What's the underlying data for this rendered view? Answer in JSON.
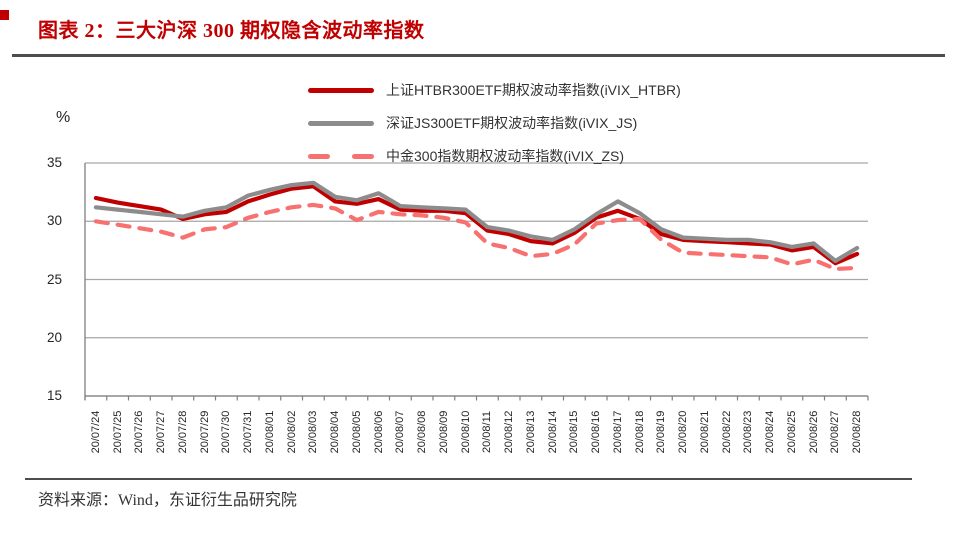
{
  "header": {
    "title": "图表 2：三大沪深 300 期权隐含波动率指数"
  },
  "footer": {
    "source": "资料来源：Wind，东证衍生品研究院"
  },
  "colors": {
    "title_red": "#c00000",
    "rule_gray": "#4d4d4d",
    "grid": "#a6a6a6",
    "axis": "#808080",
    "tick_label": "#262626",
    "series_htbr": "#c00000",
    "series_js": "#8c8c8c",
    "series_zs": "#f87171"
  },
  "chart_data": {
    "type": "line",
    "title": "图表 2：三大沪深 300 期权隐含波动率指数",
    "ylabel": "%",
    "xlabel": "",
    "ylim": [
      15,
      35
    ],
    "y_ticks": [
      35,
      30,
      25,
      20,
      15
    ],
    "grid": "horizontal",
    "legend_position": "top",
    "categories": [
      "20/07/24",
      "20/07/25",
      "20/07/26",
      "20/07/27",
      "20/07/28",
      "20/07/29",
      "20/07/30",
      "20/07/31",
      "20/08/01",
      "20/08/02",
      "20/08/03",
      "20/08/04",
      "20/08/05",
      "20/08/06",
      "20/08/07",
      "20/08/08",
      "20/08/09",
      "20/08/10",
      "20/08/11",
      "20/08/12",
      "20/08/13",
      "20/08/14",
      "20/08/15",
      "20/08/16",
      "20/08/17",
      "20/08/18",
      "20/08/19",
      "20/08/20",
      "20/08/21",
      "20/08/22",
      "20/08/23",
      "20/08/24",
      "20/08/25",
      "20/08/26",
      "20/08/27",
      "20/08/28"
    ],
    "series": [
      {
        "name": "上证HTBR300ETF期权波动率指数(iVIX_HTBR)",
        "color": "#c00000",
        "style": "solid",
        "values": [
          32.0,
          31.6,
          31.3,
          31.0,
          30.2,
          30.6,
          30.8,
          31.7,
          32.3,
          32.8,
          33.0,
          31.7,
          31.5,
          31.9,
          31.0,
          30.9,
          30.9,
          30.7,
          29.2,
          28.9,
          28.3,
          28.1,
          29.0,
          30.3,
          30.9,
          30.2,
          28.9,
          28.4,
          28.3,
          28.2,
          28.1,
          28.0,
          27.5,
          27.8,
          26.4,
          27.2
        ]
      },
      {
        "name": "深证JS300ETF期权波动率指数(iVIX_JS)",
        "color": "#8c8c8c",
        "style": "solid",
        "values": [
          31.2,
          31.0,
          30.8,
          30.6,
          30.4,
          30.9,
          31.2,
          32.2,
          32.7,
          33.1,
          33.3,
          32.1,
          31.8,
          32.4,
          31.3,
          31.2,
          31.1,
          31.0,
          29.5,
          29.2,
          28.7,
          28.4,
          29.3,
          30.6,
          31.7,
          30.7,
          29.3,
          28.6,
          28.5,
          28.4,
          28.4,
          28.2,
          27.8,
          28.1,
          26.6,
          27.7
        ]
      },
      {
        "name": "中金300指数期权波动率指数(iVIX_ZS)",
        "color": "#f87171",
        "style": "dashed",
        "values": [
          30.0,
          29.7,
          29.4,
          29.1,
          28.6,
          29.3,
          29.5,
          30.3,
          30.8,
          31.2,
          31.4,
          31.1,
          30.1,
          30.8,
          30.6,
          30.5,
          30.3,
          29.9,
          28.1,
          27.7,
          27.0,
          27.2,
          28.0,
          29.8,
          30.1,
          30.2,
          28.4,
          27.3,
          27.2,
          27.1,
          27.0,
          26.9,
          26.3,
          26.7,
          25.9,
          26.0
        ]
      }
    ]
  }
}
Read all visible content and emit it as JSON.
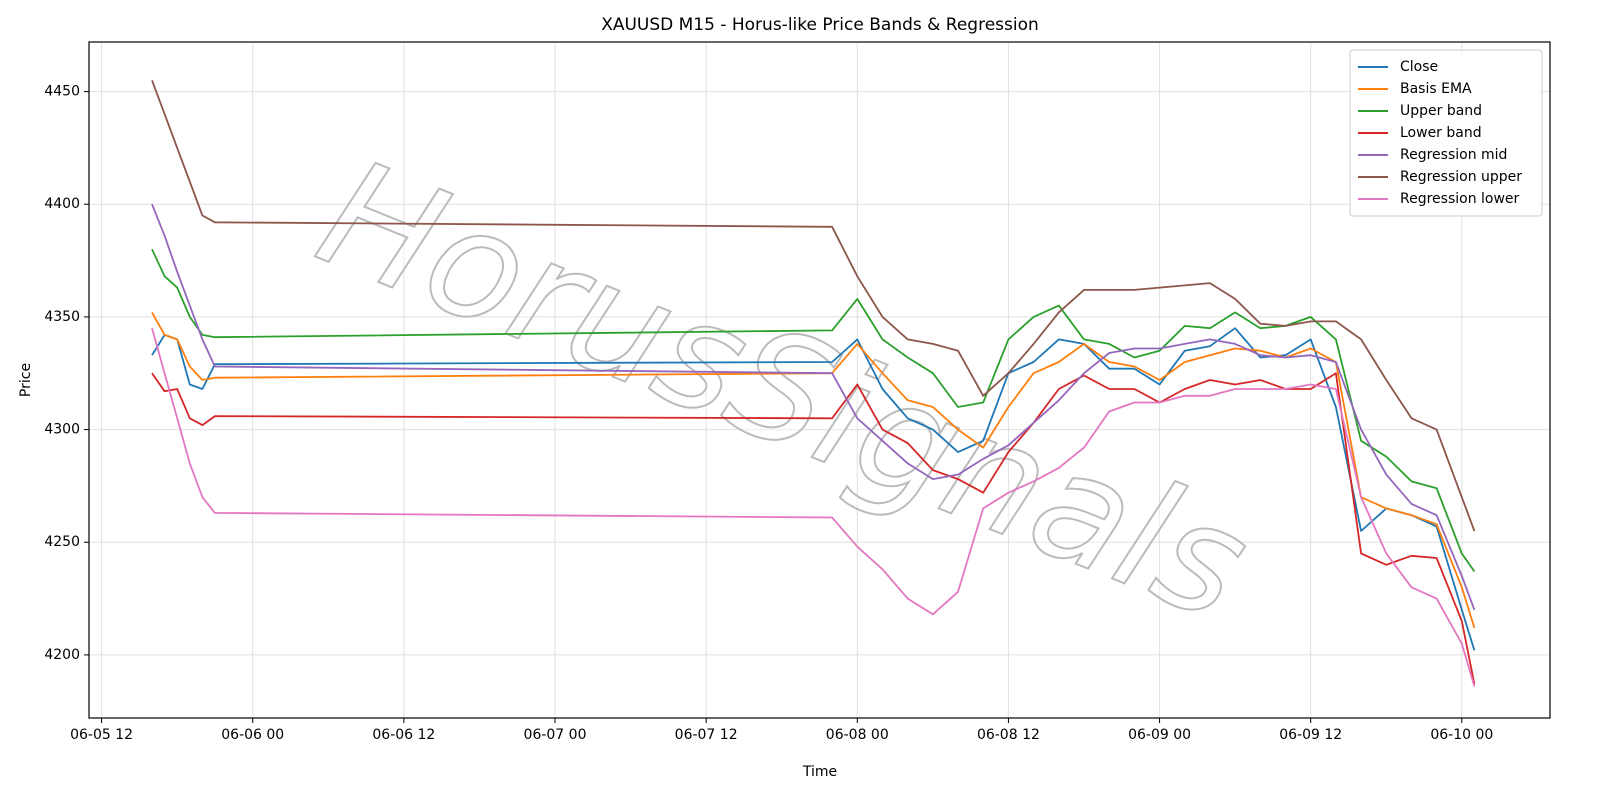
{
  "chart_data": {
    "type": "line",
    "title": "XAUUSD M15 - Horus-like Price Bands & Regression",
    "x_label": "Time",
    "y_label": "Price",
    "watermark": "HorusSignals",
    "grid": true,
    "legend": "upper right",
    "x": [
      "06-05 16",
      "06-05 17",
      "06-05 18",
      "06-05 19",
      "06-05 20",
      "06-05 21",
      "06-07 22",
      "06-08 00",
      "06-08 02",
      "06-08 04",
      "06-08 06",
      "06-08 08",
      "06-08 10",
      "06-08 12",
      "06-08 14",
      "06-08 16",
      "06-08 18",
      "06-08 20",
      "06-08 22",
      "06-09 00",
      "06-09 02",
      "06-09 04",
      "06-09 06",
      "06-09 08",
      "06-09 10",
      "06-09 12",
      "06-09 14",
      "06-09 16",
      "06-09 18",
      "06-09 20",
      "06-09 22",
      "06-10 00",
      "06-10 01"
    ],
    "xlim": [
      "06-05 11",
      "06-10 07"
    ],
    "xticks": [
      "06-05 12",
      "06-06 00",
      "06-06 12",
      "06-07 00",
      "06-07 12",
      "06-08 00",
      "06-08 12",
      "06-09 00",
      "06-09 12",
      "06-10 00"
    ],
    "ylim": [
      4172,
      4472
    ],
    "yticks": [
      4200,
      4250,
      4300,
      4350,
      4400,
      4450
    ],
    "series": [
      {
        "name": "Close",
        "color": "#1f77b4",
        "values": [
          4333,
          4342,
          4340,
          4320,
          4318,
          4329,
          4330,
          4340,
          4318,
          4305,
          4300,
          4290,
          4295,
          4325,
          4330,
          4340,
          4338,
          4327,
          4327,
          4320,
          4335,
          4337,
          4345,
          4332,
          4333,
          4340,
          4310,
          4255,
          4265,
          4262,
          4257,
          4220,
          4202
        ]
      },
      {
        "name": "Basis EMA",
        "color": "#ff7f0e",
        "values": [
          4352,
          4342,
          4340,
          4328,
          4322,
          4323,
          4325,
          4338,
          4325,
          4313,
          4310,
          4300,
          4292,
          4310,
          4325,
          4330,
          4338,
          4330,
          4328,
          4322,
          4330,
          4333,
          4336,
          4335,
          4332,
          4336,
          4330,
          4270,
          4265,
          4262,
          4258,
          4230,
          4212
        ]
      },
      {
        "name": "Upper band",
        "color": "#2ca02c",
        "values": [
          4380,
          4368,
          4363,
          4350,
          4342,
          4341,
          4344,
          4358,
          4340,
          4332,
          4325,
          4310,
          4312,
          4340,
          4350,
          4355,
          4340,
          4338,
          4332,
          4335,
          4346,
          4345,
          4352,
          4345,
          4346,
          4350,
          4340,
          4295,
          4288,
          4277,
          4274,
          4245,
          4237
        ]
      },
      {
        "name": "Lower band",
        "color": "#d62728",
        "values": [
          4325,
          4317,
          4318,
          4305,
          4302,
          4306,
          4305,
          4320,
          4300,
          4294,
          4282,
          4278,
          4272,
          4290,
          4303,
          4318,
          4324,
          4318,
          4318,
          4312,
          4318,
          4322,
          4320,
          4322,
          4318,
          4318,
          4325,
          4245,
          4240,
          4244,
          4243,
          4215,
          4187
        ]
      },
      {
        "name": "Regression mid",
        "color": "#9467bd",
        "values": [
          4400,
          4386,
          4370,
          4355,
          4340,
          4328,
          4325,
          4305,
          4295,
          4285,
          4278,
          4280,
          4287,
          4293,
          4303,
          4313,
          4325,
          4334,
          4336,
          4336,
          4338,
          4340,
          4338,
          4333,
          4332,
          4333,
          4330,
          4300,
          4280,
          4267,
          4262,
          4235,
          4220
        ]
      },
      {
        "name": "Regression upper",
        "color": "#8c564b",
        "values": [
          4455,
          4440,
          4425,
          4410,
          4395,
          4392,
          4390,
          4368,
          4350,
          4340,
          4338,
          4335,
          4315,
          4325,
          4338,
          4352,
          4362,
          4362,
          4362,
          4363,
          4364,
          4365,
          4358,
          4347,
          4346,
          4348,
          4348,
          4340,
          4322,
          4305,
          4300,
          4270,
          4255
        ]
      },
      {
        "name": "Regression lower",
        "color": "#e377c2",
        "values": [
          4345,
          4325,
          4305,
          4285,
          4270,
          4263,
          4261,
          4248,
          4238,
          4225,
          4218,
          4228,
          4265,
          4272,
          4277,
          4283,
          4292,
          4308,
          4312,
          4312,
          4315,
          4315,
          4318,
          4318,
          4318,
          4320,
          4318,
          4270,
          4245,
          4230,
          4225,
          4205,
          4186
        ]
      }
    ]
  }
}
------------
* WHAT YOU ARE ASKED TO DO
Leave out every line without the string "grid" and copy the rest.

* THE ANSWER
    "grid": "#a6a6a6",
    "grid": "horizontal",
    "grid": true,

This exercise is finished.